--- start of SUPPLIED INFORMATION ---

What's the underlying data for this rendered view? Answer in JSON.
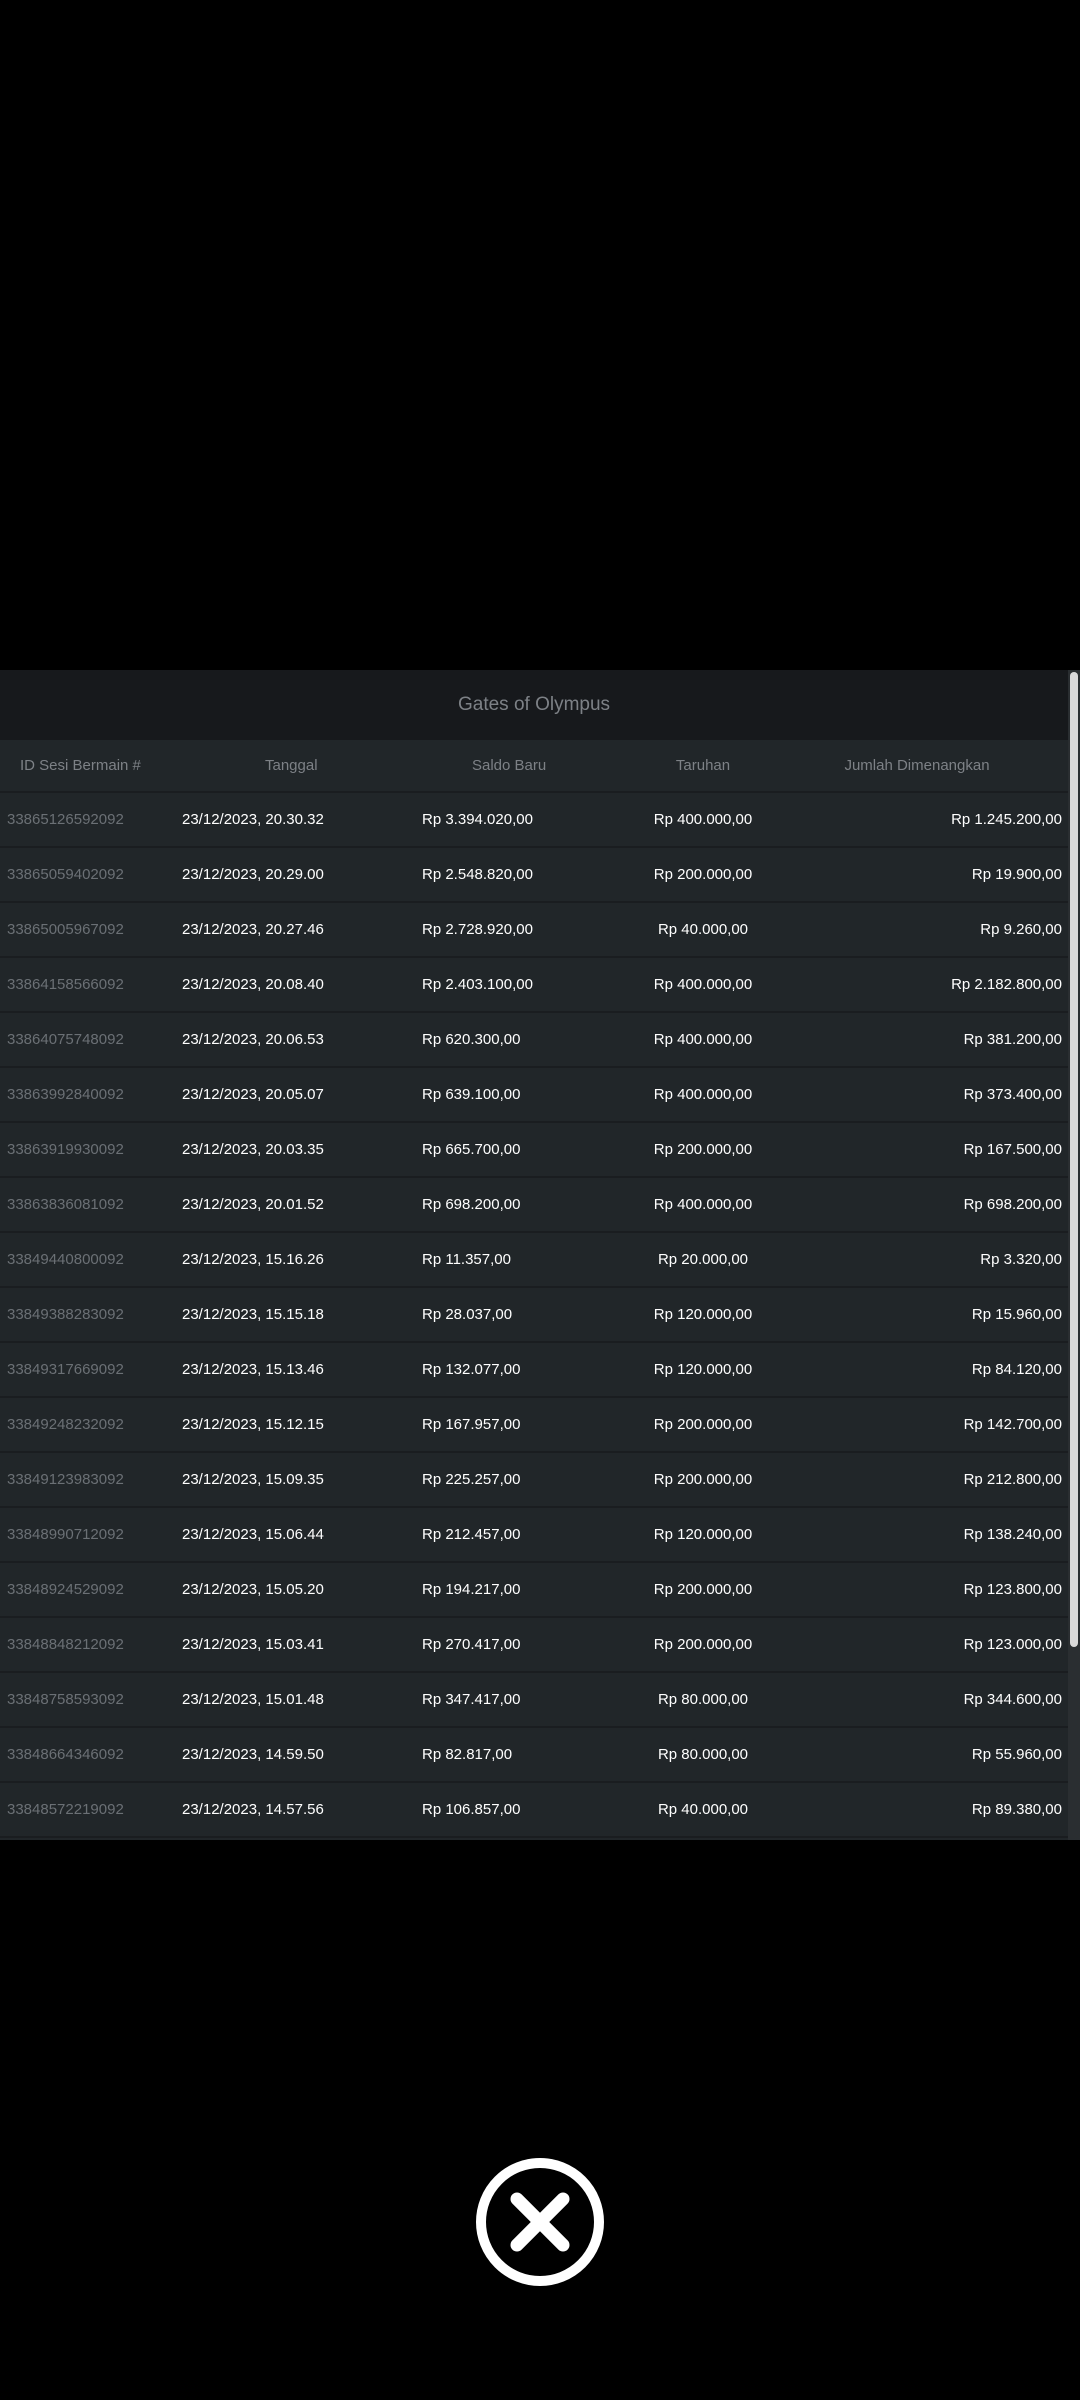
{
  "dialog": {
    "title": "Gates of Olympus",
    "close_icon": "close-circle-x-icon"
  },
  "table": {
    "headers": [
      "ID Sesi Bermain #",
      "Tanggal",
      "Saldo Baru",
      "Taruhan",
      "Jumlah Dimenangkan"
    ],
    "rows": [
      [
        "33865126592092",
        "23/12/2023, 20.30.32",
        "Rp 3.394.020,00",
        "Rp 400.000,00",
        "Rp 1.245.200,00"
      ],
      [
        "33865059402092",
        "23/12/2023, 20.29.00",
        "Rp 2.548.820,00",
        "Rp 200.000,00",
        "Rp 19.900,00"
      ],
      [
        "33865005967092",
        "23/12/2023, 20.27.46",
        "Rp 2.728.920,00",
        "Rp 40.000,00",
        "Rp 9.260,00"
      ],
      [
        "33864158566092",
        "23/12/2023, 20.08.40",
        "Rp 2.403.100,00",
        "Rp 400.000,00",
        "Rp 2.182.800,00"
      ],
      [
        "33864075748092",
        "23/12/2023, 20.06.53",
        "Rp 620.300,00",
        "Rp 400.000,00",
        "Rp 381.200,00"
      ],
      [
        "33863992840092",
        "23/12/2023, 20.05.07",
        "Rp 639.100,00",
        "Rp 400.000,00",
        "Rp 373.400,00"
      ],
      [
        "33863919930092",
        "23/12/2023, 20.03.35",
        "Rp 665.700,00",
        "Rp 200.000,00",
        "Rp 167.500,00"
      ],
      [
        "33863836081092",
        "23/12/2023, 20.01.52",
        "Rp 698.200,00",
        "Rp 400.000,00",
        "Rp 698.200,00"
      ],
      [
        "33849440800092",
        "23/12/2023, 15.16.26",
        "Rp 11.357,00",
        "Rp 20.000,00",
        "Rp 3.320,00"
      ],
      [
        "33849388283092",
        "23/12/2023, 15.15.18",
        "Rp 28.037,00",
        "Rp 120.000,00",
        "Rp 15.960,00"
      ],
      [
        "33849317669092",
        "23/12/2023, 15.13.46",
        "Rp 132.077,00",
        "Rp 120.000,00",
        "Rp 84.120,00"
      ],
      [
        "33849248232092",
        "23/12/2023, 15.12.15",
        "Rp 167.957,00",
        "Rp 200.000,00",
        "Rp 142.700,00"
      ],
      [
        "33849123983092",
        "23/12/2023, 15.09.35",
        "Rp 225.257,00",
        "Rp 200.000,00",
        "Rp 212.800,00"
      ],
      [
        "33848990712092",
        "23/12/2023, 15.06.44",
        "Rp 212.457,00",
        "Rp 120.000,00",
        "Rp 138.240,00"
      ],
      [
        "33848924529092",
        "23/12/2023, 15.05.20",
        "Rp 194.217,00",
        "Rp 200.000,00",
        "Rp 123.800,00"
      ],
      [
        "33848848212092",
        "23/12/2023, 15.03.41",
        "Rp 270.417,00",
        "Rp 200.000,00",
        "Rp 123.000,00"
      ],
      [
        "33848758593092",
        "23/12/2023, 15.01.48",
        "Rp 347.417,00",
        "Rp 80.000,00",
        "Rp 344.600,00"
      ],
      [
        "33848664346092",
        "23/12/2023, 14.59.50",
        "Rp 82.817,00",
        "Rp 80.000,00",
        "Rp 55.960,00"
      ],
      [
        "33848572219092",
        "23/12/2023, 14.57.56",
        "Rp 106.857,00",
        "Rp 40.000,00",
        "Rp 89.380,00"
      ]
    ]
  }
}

--- end of SUPPLIED INFORMATION ---

**WHAT IS ASKED**
Quote the data exactly, leaving every image out of the copy.

**SOLUTION TO THIS TASK**
What's the underlying data for this rendered view? Answer in JSON.
{
  "dialog": {
    "title": "Gates of Olympus",
    "close_icon": "close-circle-x-icon"
  },
  "table": {
    "headers": [
      "ID Sesi Bermain #",
      "Tanggal",
      "Saldo Baru",
      "Taruhan",
      "Jumlah Dimenangkan"
    ],
    "rows": [
      [
        "33865126592092",
        "23/12/2023, 20.30.32",
        "Rp 3.394.020,00",
        "Rp 400.000,00",
        "Rp 1.245.200,00"
      ],
      [
        "33865059402092",
        "23/12/2023, 20.29.00",
        "Rp 2.548.820,00",
        "Rp 200.000,00",
        "Rp 19.900,00"
      ],
      [
        "33865005967092",
        "23/12/2023, 20.27.46",
        "Rp 2.728.920,00",
        "Rp 40.000,00",
        "Rp 9.260,00"
      ],
      [
        "33864158566092",
        "23/12/2023, 20.08.40",
        "Rp 2.403.100,00",
        "Rp 400.000,00",
        "Rp 2.182.800,00"
      ],
      [
        "33864075748092",
        "23/12/2023, 20.06.53",
        "Rp 620.300,00",
        "Rp 400.000,00",
        "Rp 381.200,00"
      ],
      [
        "33863992840092",
        "23/12/2023, 20.05.07",
        "Rp 639.100,00",
        "Rp 400.000,00",
        "Rp 373.400,00"
      ],
      [
        "33863919930092",
        "23/12/2023, 20.03.35",
        "Rp 665.700,00",
        "Rp 200.000,00",
        "Rp 167.500,00"
      ],
      [
        "33863836081092",
        "23/12/2023, 20.01.52",
        "Rp 698.200,00",
        "Rp 400.000,00",
        "Rp 698.200,00"
      ],
      [
        "33849440800092",
        "23/12/2023, 15.16.26",
        "Rp 11.357,00",
        "Rp 20.000,00",
        "Rp 3.320,00"
      ],
      [
        "33849388283092",
        "23/12/2023, 15.15.18",
        "Rp 28.037,00",
        "Rp 120.000,00",
        "Rp 15.960,00"
      ],
      [
        "33849317669092",
        "23/12/2023, 15.13.46",
        "Rp 132.077,00",
        "Rp 120.000,00",
        "Rp 84.120,00"
      ],
      [
        "33849248232092",
        "23/12/2023, 15.12.15",
        "Rp 167.957,00",
        "Rp 200.000,00",
        "Rp 142.700,00"
      ],
      [
        "33849123983092",
        "23/12/2023, 15.09.35",
        "Rp 225.257,00",
        "Rp 200.000,00",
        "Rp 212.800,00"
      ],
      [
        "33848990712092",
        "23/12/2023, 15.06.44",
        "Rp 212.457,00",
        "Rp 120.000,00",
        "Rp 138.240,00"
      ],
      [
        "33848924529092",
        "23/12/2023, 15.05.20",
        "Rp 194.217,00",
        "Rp 200.000,00",
        "Rp 123.800,00"
      ],
      [
        "33848848212092",
        "23/12/2023, 15.03.41",
        "Rp 270.417,00",
        "Rp 200.000,00",
        "Rp 123.000,00"
      ],
      [
        "33848758593092",
        "23/12/2023, 15.01.48",
        "Rp 347.417,00",
        "Rp 80.000,00",
        "Rp 344.600,00"
      ],
      [
        "33848664346092",
        "23/12/2023, 14.59.50",
        "Rp 82.817,00",
        "Rp 80.000,00",
        "Rp 55.960,00"
      ],
      [
        "33848572219092",
        "23/12/2023, 14.57.56",
        "Rp 106.857,00",
        "Rp 40.000,00",
        "Rp 89.380,00"
      ]
    ]
  }
}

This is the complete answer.